Task to carry out |
Determine how many lines contain the string "values". Reply with that figure and nothing else.

**********

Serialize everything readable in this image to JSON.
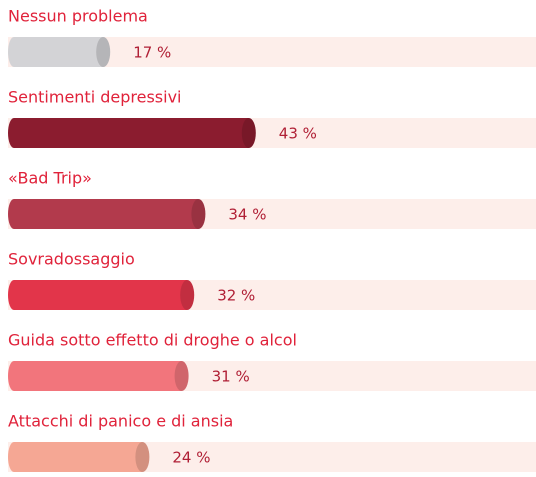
{
  "chart_data": {
    "type": "bar",
    "categories": [
      "Nessun problema",
      "Sentimenti depressivi",
      "«Bad Trip»",
      "Sovradossaggio",
      "Guida sotto effetto di droghe o alcol",
      "Attacchi di panico e di ansia"
    ],
    "values": [
      17,
      43,
      34,
      32,
      31,
      24
    ],
    "value_labels": [
      "17 %",
      "43 %",
      "34 %",
      "32 %",
      "31 %",
      "24 %"
    ],
    "colors": [
      "#d3d3d6",
      "#8b1c2f",
      "#b23a4c",
      "#e2354a",
      "#f2757c",
      "#f5a794"
    ]
  }
}
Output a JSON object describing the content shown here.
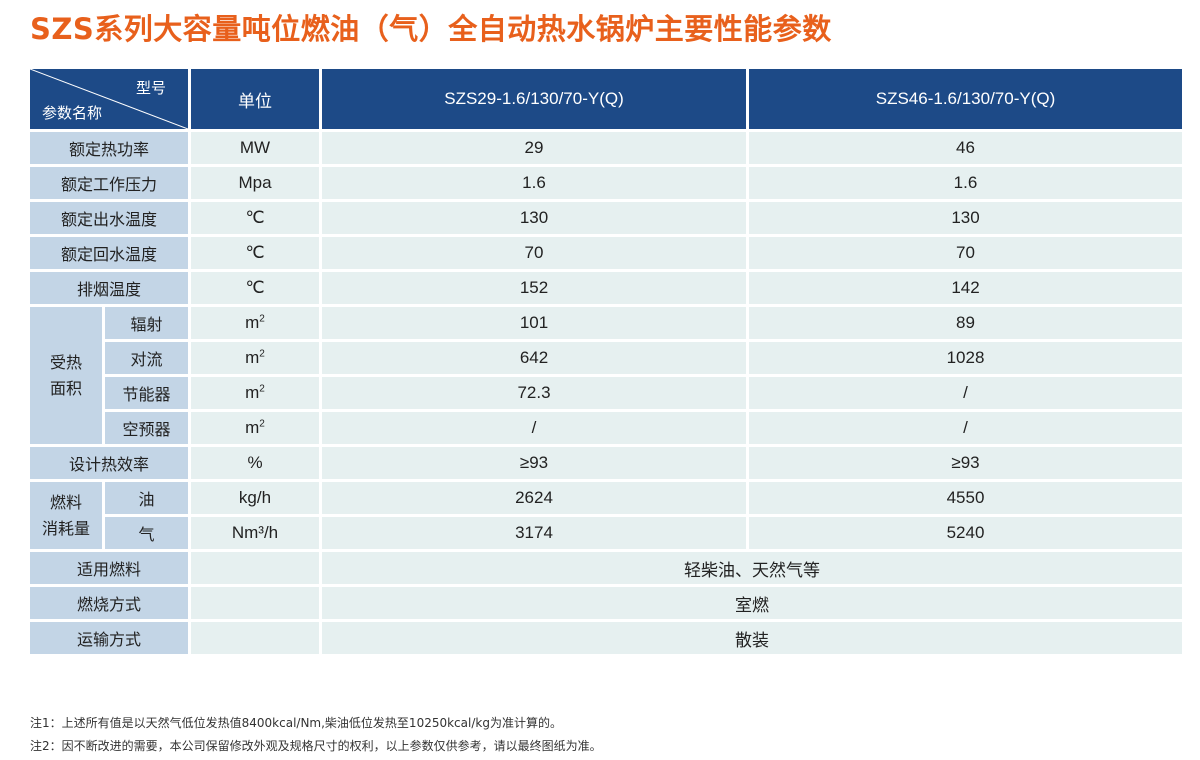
{
  "title": "SZS系列大容量吨位燃油（气）全自动热水锅炉主要性能参数",
  "header": {
    "model_label": "型号",
    "param_label": "参数名称",
    "unit_label": "单位",
    "model_1": "SZS29-1.6/130/70-Y(Q)",
    "model_2": "SZS46-1.6/130/70-Y(Q)"
  },
  "rows": {
    "rated_power": {
      "label": "额定热功率",
      "unit": "MW",
      "v1": "29",
      "v2": "46"
    },
    "rated_pressure": {
      "label": "额定工作压力",
      "unit": "Mpa",
      "v1": "1.6",
      "v2": "1.6"
    },
    "outlet_temp": {
      "label": "额定出水温度",
      "unit": "℃",
      "v1": "130",
      "v2": "130"
    },
    "return_temp": {
      "label": "额定回水温度",
      "unit": "℃",
      "v1": "70",
      "v2": "70"
    },
    "exhaust_temp": {
      "label": "排烟温度",
      "unit": "℃",
      "v1": "152",
      "v2": "142"
    }
  },
  "heating_area": {
    "label_line1": "受热",
    "label_line2": "面积",
    "unit_base": "m",
    "unit_exp": "2",
    "items": [
      {
        "label": "辐射",
        "v1": "101",
        "v2": "89"
      },
      {
        "label": "对流",
        "v1": "642",
        "v2": "1028"
      },
      {
        "label": "节能器",
        "v1": "72.3",
        "v2": "/"
      },
      {
        "label": "空预器",
        "v1": "/",
        "v2": "/"
      }
    ]
  },
  "efficiency": {
    "label": "设计热效率",
    "unit": "%",
    "v1": "≥93",
    "v2": "≥93"
  },
  "fuel_consumption": {
    "label_line1": "燃料",
    "label_line2": "消耗量",
    "oil": {
      "label": "油",
      "unit": "kg/h",
      "v1": "2624",
      "v2": "4550"
    },
    "gas": {
      "label": "气",
      "unit": "Nm³/h",
      "v1": "3174",
      "v2": "5240"
    }
  },
  "fuel_type": {
    "label": "适用燃料",
    "value": "轻柴油、天然气等"
  },
  "combustion": {
    "label": "燃烧方式",
    "value": "室燃"
  },
  "transport": {
    "label": "运输方式",
    "value": "散装"
  },
  "notes": [
    "注1：上述所有值是以天然气低位发热值8400kcal/Nm,柴油低位发热至10250kcal/kg为准计算的。",
    "注2：因不断改进的需要，本公司保留修改外观及规格尺寸的权利，以上参数仅供参考，请以最终图纸为准。"
  ]
}
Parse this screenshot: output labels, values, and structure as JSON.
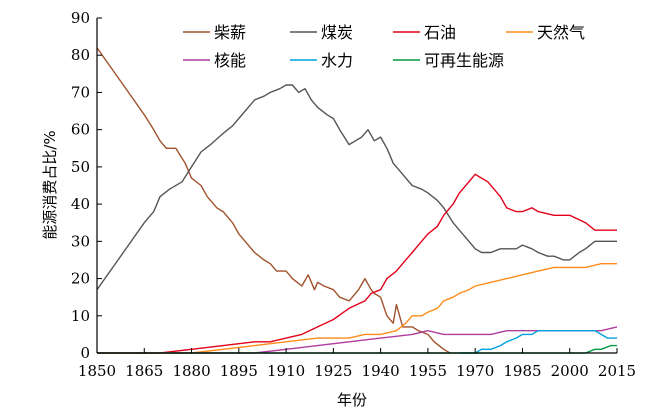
{
  "chart_data": {
    "type": "line",
    "xlabel": "年份",
    "ylabel": "能源消费占比/%",
    "xlim": [
      1850,
      2015
    ],
    "ylim": [
      0,
      90
    ],
    "xticks": [
      1850,
      1865,
      1880,
      1895,
      1910,
      1925,
      1940,
      1955,
      1970,
      1985,
      2000,
      2015
    ],
    "yticks": [
      0,
      10,
      20,
      30,
      40,
      50,
      60,
      70,
      80,
      90
    ],
    "grid": false,
    "legend_placement": "top",
    "series": [
      {
        "name": "柴薪",
        "color": "#a0522d",
        "points": [
          [
            1850,
            82
          ],
          [
            1855,
            76
          ],
          [
            1860,
            70
          ],
          [
            1865,
            64
          ],
          [
            1868,
            60
          ],
          [
            1870,
            57
          ],
          [
            1872,
            55
          ],
          [
            1875,
            55
          ],
          [
            1878,
            51
          ],
          [
            1880,
            47
          ],
          [
            1883,
            45
          ],
          [
            1885,
            42
          ],
          [
            1888,
            39
          ],
          [
            1890,
            38
          ],
          [
            1893,
            35
          ],
          [
            1895,
            32
          ],
          [
            1898,
            29
          ],
          [
            1900,
            27
          ],
          [
            1903,
            25
          ],
          [
            1905,
            24
          ],
          [
            1907,
            22
          ],
          [
            1910,
            22
          ],
          [
            1912,
            20
          ],
          [
            1915,
            18
          ],
          [
            1917,
            21
          ],
          [
            1919,
            17
          ],
          [
            1920,
            19
          ],
          [
            1922,
            18
          ],
          [
            1925,
            17
          ],
          [
            1927,
            15
          ],
          [
            1930,
            14
          ],
          [
            1933,
            17
          ],
          [
            1935,
            20
          ],
          [
            1937,
            17
          ],
          [
            1938,
            16
          ],
          [
            1940,
            15
          ],
          [
            1942,
            10
          ],
          [
            1944,
            8
          ],
          [
            1945,
            13
          ],
          [
            1947,
            7
          ],
          [
            1950,
            7
          ],
          [
            1952,
            6
          ],
          [
            1955,
            5
          ],
          [
            1957,
            3
          ],
          [
            1960,
            1
          ],
          [
            1962,
            0
          ]
        ]
      },
      {
        "name": "煤炭",
        "color": "#555555",
        "points": [
          [
            1850,
            17
          ],
          [
            1855,
            23
          ],
          [
            1860,
            29
          ],
          [
            1865,
            35
          ],
          [
            1868,
            38
          ],
          [
            1870,
            42
          ],
          [
            1873,
            44
          ],
          [
            1877,
            46
          ],
          [
            1880,
            50
          ],
          [
            1883,
            54
          ],
          [
            1886,
            56
          ],
          [
            1890,
            59
          ],
          [
            1893,
            61
          ],
          [
            1895,
            63
          ],
          [
            1898,
            66
          ],
          [
            1900,
            68
          ],
          [
            1903,
            69
          ],
          [
            1905,
            70
          ],
          [
            1908,
            71
          ],
          [
            1910,
            72
          ],
          [
            1912,
            72
          ],
          [
            1914,
            70
          ],
          [
            1916,
            71
          ],
          [
            1918,
            68
          ],
          [
            1920,
            66
          ],
          [
            1923,
            64
          ],
          [
            1925,
            63
          ],
          [
            1927,
            60
          ],
          [
            1930,
            56
          ],
          [
            1932,
            57
          ],
          [
            1934,
            58
          ],
          [
            1936,
            60
          ],
          [
            1938,
            57
          ],
          [
            1940,
            58
          ],
          [
            1942,
            55
          ],
          [
            1944,
            51
          ],
          [
            1946,
            49
          ],
          [
            1948,
            47
          ],
          [
            1950,
            45
          ],
          [
            1953,
            44
          ],
          [
            1955,
            43
          ],
          [
            1958,
            41
          ],
          [
            1960,
            39
          ],
          [
            1963,
            35
          ],
          [
            1965,
            33
          ],
          [
            1968,
            30
          ],
          [
            1970,
            28
          ],
          [
            1972,
            27
          ],
          [
            1975,
            27
          ],
          [
            1978,
            28
          ],
          [
            1980,
            28
          ],
          [
            1983,
            28
          ],
          [
            1985,
            29
          ],
          [
            1988,
            28
          ],
          [
            1990,
            27
          ],
          [
            1993,
            26
          ],
          [
            1995,
            26
          ],
          [
            1998,
            25
          ],
          [
            2000,
            25
          ],
          [
            2003,
            27
          ],
          [
            2005,
            28
          ],
          [
            2008,
            30
          ],
          [
            2010,
            30
          ],
          [
            2013,
            30
          ],
          [
            2015,
            30
          ]
        ]
      },
      {
        "name": "石油",
        "color": "#e3001b",
        "points": [
          [
            1850,
            0
          ],
          [
            1860,
            0
          ],
          [
            1870,
            0
          ],
          [
            1880,
            1
          ],
          [
            1890,
            2
          ],
          [
            1900,
            3
          ],
          [
            1905,
            3
          ],
          [
            1910,
            4
          ],
          [
            1915,
            5
          ],
          [
            1920,
            7
          ],
          [
            1925,
            9
          ],
          [
            1930,
            12
          ],
          [
            1935,
            14
          ],
          [
            1937,
            16
          ],
          [
            1940,
            17
          ],
          [
            1942,
            20
          ],
          [
            1945,
            22
          ],
          [
            1948,
            25
          ],
          [
            1950,
            27
          ],
          [
            1953,
            30
          ],
          [
            1955,
            32
          ],
          [
            1958,
            34
          ],
          [
            1960,
            37
          ],
          [
            1963,
            40
          ],
          [
            1965,
            43
          ],
          [
            1968,
            46
          ],
          [
            1970,
            48
          ],
          [
            1972,
            47
          ],
          [
            1974,
            46
          ],
          [
            1976,
            44
          ],
          [
            1978,
            42
          ],
          [
            1980,
            39
          ],
          [
            1983,
            38
          ],
          [
            1985,
            38
          ],
          [
            1988,
            39
          ],
          [
            1990,
            38
          ],
          [
            1995,
            37
          ],
          [
            2000,
            37
          ],
          [
            2005,
            35
          ],
          [
            2008,
            33
          ],
          [
            2010,
            33
          ],
          [
            2015,
            33
          ]
        ]
      },
      {
        "name": "天然气",
        "color": "#ff8c1a",
        "points": [
          [
            1850,
            0
          ],
          [
            1880,
            0
          ],
          [
            1890,
            1
          ],
          [
            1900,
            2
          ],
          [
            1910,
            3
          ],
          [
            1920,
            4
          ],
          [
            1930,
            4
          ],
          [
            1935,
            5
          ],
          [
            1940,
            5
          ],
          [
            1945,
            6
          ],
          [
            1948,
            8
          ],
          [
            1950,
            10
          ],
          [
            1953,
            10
          ],
          [
            1955,
            11
          ],
          [
            1958,
            12
          ],
          [
            1960,
            14
          ],
          [
            1963,
            15
          ],
          [
            1965,
            16
          ],
          [
            1968,
            17
          ],
          [
            1970,
            18
          ],
          [
            1975,
            19
          ],
          [
            1980,
            20
          ],
          [
            1985,
            21
          ],
          [
            1990,
            22
          ],
          [
            1995,
            23
          ],
          [
            2000,
            23
          ],
          [
            2005,
            23
          ],
          [
            2010,
            24
          ],
          [
            2015,
            24
          ]
        ]
      },
      {
        "name": "核能",
        "color": "#b03c9e",
        "points": [
          [
            1850,
            0
          ],
          [
            1900,
            0
          ],
          [
            1910,
            1
          ],
          [
            1920,
            2
          ],
          [
            1930,
            3
          ],
          [
            1940,
            4
          ],
          [
            1950,
            5
          ],
          [
            1955,
            6
          ],
          [
            1960,
            5
          ],
          [
            1965,
            5
          ],
          [
            1970,
            5
          ],
          [
            1975,
            5
          ],
          [
            1980,
            6
          ],
          [
            1985,
            6
          ],
          [
            1990,
            6
          ],
          [
            1995,
            6
          ],
          [
            2000,
            6
          ],
          [
            2005,
            6
          ],
          [
            2010,
            6
          ],
          [
            2015,
            7
          ]
        ]
      },
      {
        "name": "水力",
        "color": "#00a0e0",
        "points": [
          [
            1965,
            0
          ],
          [
            1970,
            0
          ],
          [
            1972,
            1
          ],
          [
            1975,
            1
          ],
          [
            1978,
            2
          ],
          [
            1980,
            3
          ],
          [
            1983,
            4
          ],
          [
            1985,
            5
          ],
          [
            1988,
            5
          ],
          [
            1990,
            6
          ],
          [
            1995,
            6
          ],
          [
            1998,
            6
          ],
          [
            2000,
            6
          ],
          [
            2003,
            6
          ],
          [
            2005,
            6
          ],
          [
            2008,
            6
          ],
          [
            2010,
            5
          ],
          [
            2012,
            4
          ],
          [
            2015,
            4
          ]
        ]
      },
      {
        "name": "可再生能源",
        "color": "#009944",
        "points": [
          [
            1850,
            0
          ],
          [
            1960,
            0
          ],
          [
            1970,
            0
          ],
          [
            1980,
            0
          ],
          [
            1990,
            0
          ],
          [
            2000,
            0
          ],
          [
            2005,
            0
          ],
          [
            2008,
            1
          ],
          [
            2010,
            1
          ],
          [
            2013,
            2
          ],
          [
            2015,
            2
          ]
        ]
      }
    ]
  }
}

**********

Solution to this exercise |
2